The records below must be output exactly, without pictures.

*Data entries*.

--- start ---

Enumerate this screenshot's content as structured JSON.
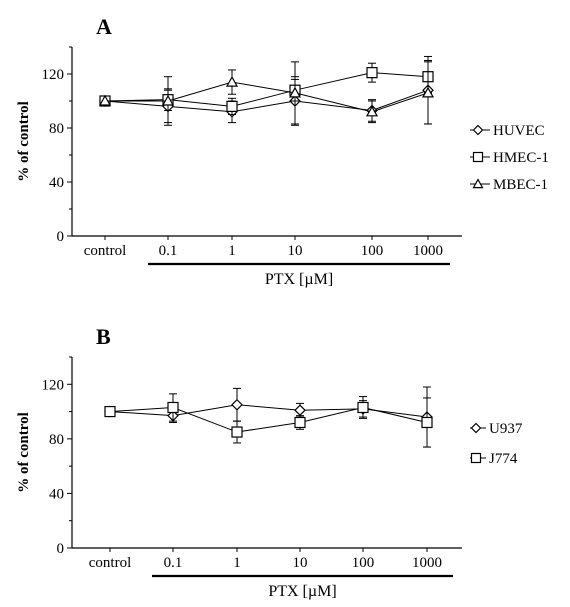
{
  "chart_data": [
    {
      "type": "line",
      "panel_label": "A",
      "ylabel": "% of control",
      "xlabel": "PTX [µM]",
      "categories": [
        "control",
        "0.1",
        "1",
        "10",
        "100",
        "1000"
      ],
      "ylim": [
        0,
        140
      ],
      "yticks": [
        0,
        40,
        80,
        120
      ],
      "grid": false,
      "legend_position": "right",
      "series": [
        {
          "name": "HUVEC",
          "marker": "diamond",
          "values": [
            100,
            96,
            92,
            100,
            93,
            108
          ],
          "errors": [
            0,
            12,
            8,
            18,
            8,
            25
          ]
        },
        {
          "name": "HMEC-1",
          "marker": "square",
          "values": [
            100,
            101,
            96,
            108,
            121,
            118
          ],
          "errors": [
            0,
            8,
            6,
            8,
            7,
            12
          ]
        },
        {
          "name": "MBEC-1",
          "marker": "triangle",
          "values": [
            100,
            100,
            114,
            106,
            92,
            106
          ],
          "errors": [
            0,
            18,
            9,
            23,
            8,
            23
          ]
        }
      ]
    },
    {
      "type": "line",
      "panel_label": "B",
      "ylabel": "% of control",
      "xlabel": "PTX [µM]",
      "categories": [
        "control",
        "0.1",
        "1",
        "10",
        "100",
        "1000"
      ],
      "ylim": [
        0,
        140
      ],
      "yticks": [
        0,
        40,
        80,
        120
      ],
      "grid": false,
      "legend_position": "right",
      "series": [
        {
          "name": "U937",
          "marker": "diamond",
          "values": [
            100,
            97,
            105,
            101,
            102,
            96
          ],
          "errors": [
            0,
            5,
            12,
            5,
            6,
            22
          ]
        },
        {
          "name": "J774",
          "marker": "square",
          "values": [
            100,
            103,
            85,
            92,
            103,
            92
          ],
          "errors": [
            0,
            10,
            8,
            5,
            8,
            18
          ]
        }
      ]
    }
  ]
}
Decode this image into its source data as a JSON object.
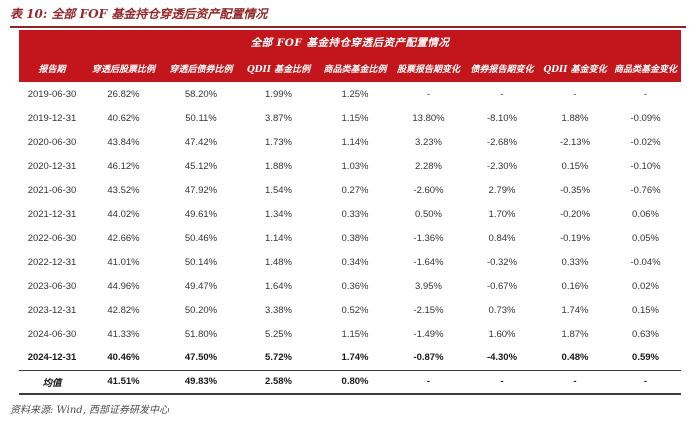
{
  "page": {
    "caption": "表 10: 全部 FOF 基金持仓穿透后资产配置情况",
    "source_note": "资料来源: Wind, 西部证券研发中心"
  },
  "colors": {
    "banner_red": "#c3161c",
    "caption_red": "#94282a",
    "rule_dark": "#3c3c3c",
    "body_text": "#333333"
  },
  "table": {
    "banner_title": "全部 FOF 基金持仓穿透后资产配置情况",
    "columns": [
      "报告期",
      "穿透后股票比例",
      "穿透后债券比例",
      "QDII 基金比例",
      "商品类基金比例",
      "股票报告期变化",
      "债券报告期变化",
      "QDII 基金变化",
      "商品类基金变化"
    ],
    "rows": [
      {
        "period": "2019-06-30",
        "values": [
          "26.82%",
          "58.20%",
          "1.99%",
          "1.25%",
          "-",
          "-",
          "-",
          "-"
        ],
        "bold": false
      },
      {
        "period": "2019-12-31",
        "values": [
          "40.62%",
          "50.11%",
          "3.87%",
          "1.15%",
          "13.80%",
          "-8.10%",
          "1.88%",
          "-0.09%"
        ],
        "bold": false
      },
      {
        "period": "2020-06-30",
        "values": [
          "43.84%",
          "47.42%",
          "1.73%",
          "1.14%",
          "3.23%",
          "-2.68%",
          "-2.13%",
          "-0.02%"
        ],
        "bold": false
      },
      {
        "period": "2020-12-31",
        "values": [
          "46.12%",
          "45.12%",
          "1.88%",
          "1.03%",
          "2.28%",
          "-2.30%",
          "0.15%",
          "-0.10%"
        ],
        "bold": false
      },
      {
        "period": "2021-06-30",
        "values": [
          "43.52%",
          "47.92%",
          "1.54%",
          "0.27%",
          "-2.60%",
          "2.79%",
          "-0.35%",
          "-0.76%"
        ],
        "bold": false
      },
      {
        "period": "2021-12-31",
        "values": [
          "44.02%",
          "49.61%",
          "1.34%",
          "0.33%",
          "0.50%",
          "1.70%",
          "-0.20%",
          "0.06%"
        ],
        "bold": false
      },
      {
        "period": "2022-06-30",
        "values": [
          "42.66%",
          "50.46%",
          "1.14%",
          "0.38%",
          "-1.36%",
          "0.84%",
          "-0.19%",
          "0.05%"
        ],
        "bold": false
      },
      {
        "period": "2022-12-31",
        "values": [
          "41.01%",
          "50.14%",
          "1.48%",
          "0.34%",
          "-1.64%",
          "-0.32%",
          "0.33%",
          "-0.04%"
        ],
        "bold": false
      },
      {
        "period": "2023-06-30",
        "values": [
          "44.96%",
          "49.47%",
          "1.64%",
          "0.36%",
          "3.95%",
          "-0.67%",
          "0.16%",
          "0.02%"
        ],
        "bold": false
      },
      {
        "period": "2023-12-31",
        "values": [
          "42.82%",
          "50.20%",
          "3.38%",
          "0.52%",
          "-2.15%",
          "0.73%",
          "1.74%",
          "0.15%"
        ],
        "bold": false
      },
      {
        "period": "2024-06-30",
        "values": [
          "41.33%",
          "51.80%",
          "5.25%",
          "1.15%",
          "-1.49%",
          "1.60%",
          "1.87%",
          "0.63%"
        ],
        "bold": false
      },
      {
        "period": "2024-12-31",
        "values": [
          "40.46%",
          "47.50%",
          "5.72%",
          "1.74%",
          "-0.87%",
          "-4.30%",
          "0.48%",
          "0.59%"
        ],
        "bold": true
      }
    ],
    "average_row": {
      "period": "均值",
      "values": [
        "41.51%",
        "49.83%",
        "2.58%",
        "0.80%",
        "-",
        "-",
        "-",
        "-"
      ],
      "bold": true
    }
  }
}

--- end ---

*Written answer*.
Enumerate this screenshot's content as structured JSON.
{
  "chart_data": [
    {
      "type": "line",
      "panel_label": "A",
      "ylabel": "% of control",
      "xlabel": "PTX [µM]",
      "categories": [
        "control",
        "0.1",
        "1",
        "10",
        "100",
        "1000"
      ],
      "ylim": [
        0,
        140
      ],
      "yticks": [
        0,
        40,
        80,
        120
      ],
      "grid": false,
      "legend_position": "right",
      "series": [
        {
          "name": "HUVEC",
          "marker": "diamond",
          "values": [
            100,
            96,
            92,
            100,
            93,
            108
          ],
          "errors": [
            0,
            12,
            8,
            18,
            8,
            25
          ]
        },
        {
          "name": "HMEC-1",
          "marker": "square",
          "values": [
            100,
            101,
            96,
            108,
            121,
            118
          ],
          "errors": [
            0,
            8,
            6,
            8,
            7,
            12
          ]
        },
        {
          "name": "MBEC-1",
          "marker": "triangle",
          "values": [
            100,
            100,
            114,
            106,
            92,
            106
          ],
          "errors": [
            0,
            18,
            9,
            23,
            8,
            23
          ]
        }
      ]
    },
    {
      "type": "line",
      "panel_label": "B",
      "ylabel": "% of control",
      "xlabel": "PTX [µM]",
      "categories": [
        "control",
        "0.1",
        "1",
        "10",
        "100",
        "1000"
      ],
      "ylim": [
        0,
        140
      ],
      "yticks": [
        0,
        40,
        80,
        120
      ],
      "grid": false,
      "legend_position": "right",
      "series": [
        {
          "name": "U937",
          "marker": "diamond",
          "values": [
            100,
            97,
            105,
            101,
            102,
            96
          ],
          "errors": [
            0,
            5,
            12,
            5,
            6,
            22
          ]
        },
        {
          "name": "J774",
          "marker": "square",
          "values": [
            100,
            103,
            85,
            92,
            103,
            92
          ],
          "errors": [
            0,
            10,
            8,
            5,
            8,
            18
          ]
        }
      ]
    }
  ]
}
Decode this image into its source data as a JSON object.
{
  "page": {
    "caption": "表 10: 全部 FOF 基金持仓穿透后资产配置情况",
    "source_note": "资料来源: Wind, 西部证券研发中心"
  },
  "colors": {
    "banner_red": "#c3161c",
    "caption_red": "#94282a",
    "rule_dark": "#3c3c3c",
    "body_text": "#333333"
  },
  "table": {
    "banner_title": "全部 FOF 基金持仓穿透后资产配置情况",
    "columns": [
      "报告期",
      "穿透后股票比例",
      "穿透后债券比例",
      "QDII 基金比例",
      "商品类基金比例",
      "股票报告期变化",
      "债券报告期变化",
      "QDII 基金变化",
      "商品类基金变化"
    ],
    "rows": [
      {
        "period": "2019-06-30",
        "values": [
          "26.82%",
          "58.20%",
          "1.99%",
          "1.25%",
          "-",
          "-",
          "-",
          "-"
        ],
        "bold": false
      },
      {
        "period": "2019-12-31",
        "values": [
          "40.62%",
          "50.11%",
          "3.87%",
          "1.15%",
          "13.80%",
          "-8.10%",
          "1.88%",
          "-0.09%"
        ],
        "bold": false
      },
      {
        "period": "2020-06-30",
        "values": [
          "43.84%",
          "47.42%",
          "1.73%",
          "1.14%",
          "3.23%",
          "-2.68%",
          "-2.13%",
          "-0.02%"
        ],
        "bold": false
      },
      {
        "period": "2020-12-31",
        "values": [
          "46.12%",
          "45.12%",
          "1.88%",
          "1.03%",
          "2.28%",
          "-2.30%",
          "0.15%",
          "-0.10%"
        ],
        "bold": false
      },
      {
        "period": "2021-06-30",
        "values": [
          "43.52%",
          "47.92%",
          "1.54%",
          "0.27%",
          "-2.60%",
          "2.79%",
          "-0.35%",
          "-0.76%"
        ],
        "bold": false
      },
      {
        "period": "2021-12-31",
        "values": [
          "44.02%",
          "49.61%",
          "1.34%",
          "0.33%",
          "0.50%",
          "1.70%",
          "-0.20%",
          "0.06%"
        ],
        "bold": false
      },
      {
        "period": "2022-06-30",
        "values": [
          "42.66%",
          "50.46%",
          "1.14%",
          "0.38%",
          "-1.36%",
          "0.84%",
          "-0.19%",
          "0.05%"
        ],
        "bold": false
      },
      {
        "period": "2022-12-31",
        "values": [
          "41.01%",
          "50.14%",
          "1.48%",
          "0.34%",
          "-1.64%",
          "-0.32%",
          "0.33%",
          "-0.04%"
        ],
        "bold": false
      },
      {
        "period": "2023-06-30",
        "values": [
          "44.96%",
          "49.47%",
          "1.64%",
          "0.36%",
          "3.95%",
          "-0.67%",
          "0.16%",
          "0.02%"
        ],
        "bold": false
      },
      {
        "period": "2023-12-31",
        "values": [
          "42.82%",
          "50.20%",
          "3.38%",
          "0.52%",
          "-2.15%",
          "0.73%",
          "1.74%",
          "0.15%"
        ],
        "bold": false
      },
      {
        "period": "2024-06-30",
        "values": [
          "41.33%",
          "51.80%",
          "5.25%",
          "1.15%",
          "-1.49%",
          "1.60%",
          "1.87%",
          "0.63%"
        ],
        "bold": false
      },
      {
        "period": "2024-12-31",
        "values": [
          "40.46%",
          "47.50%",
          "5.72%",
          "1.74%",
          "-0.87%",
          "-4.30%",
          "0.48%",
          "0.59%"
        ],
        "bold": true
      }
    ],
    "average_row": {
      "period": "均值",
      "values": [
        "41.51%",
        "49.83%",
        "2.58%",
        "0.80%",
        "-",
        "-",
        "-",
        "-"
      ],
      "bold": true
    }
  }
}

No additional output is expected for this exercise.